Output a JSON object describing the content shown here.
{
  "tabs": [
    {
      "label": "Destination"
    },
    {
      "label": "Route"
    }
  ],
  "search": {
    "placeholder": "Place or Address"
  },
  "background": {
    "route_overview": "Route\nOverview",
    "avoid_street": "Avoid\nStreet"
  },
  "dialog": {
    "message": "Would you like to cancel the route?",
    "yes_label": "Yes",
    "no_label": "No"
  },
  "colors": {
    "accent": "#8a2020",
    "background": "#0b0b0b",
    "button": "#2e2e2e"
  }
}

· · · · · · ·

#### [Request]
Retype the whole listing above exactly.

#### [Output for this exercise]
Output a JSON object describing the content shown here.
{
  "tabs": [
    {
      "label": "Destination"
    },
    {
      "label": "Route"
    }
  ],
  "search": {
    "placeholder": "Place or Address"
  },
  "background": {
    "route_overview": "Route\nOverview",
    "avoid_street": "Avoid\nStreet"
  },
  "dialog": {
    "message": "Would you like to cancel the route?",
    "yes_label": "Yes",
    "no_label": "No"
  },
  "colors": {
    "accent": "#8a2020",
    "background": "#0b0b0b",
    "button": "#2e2e2e"
  }
}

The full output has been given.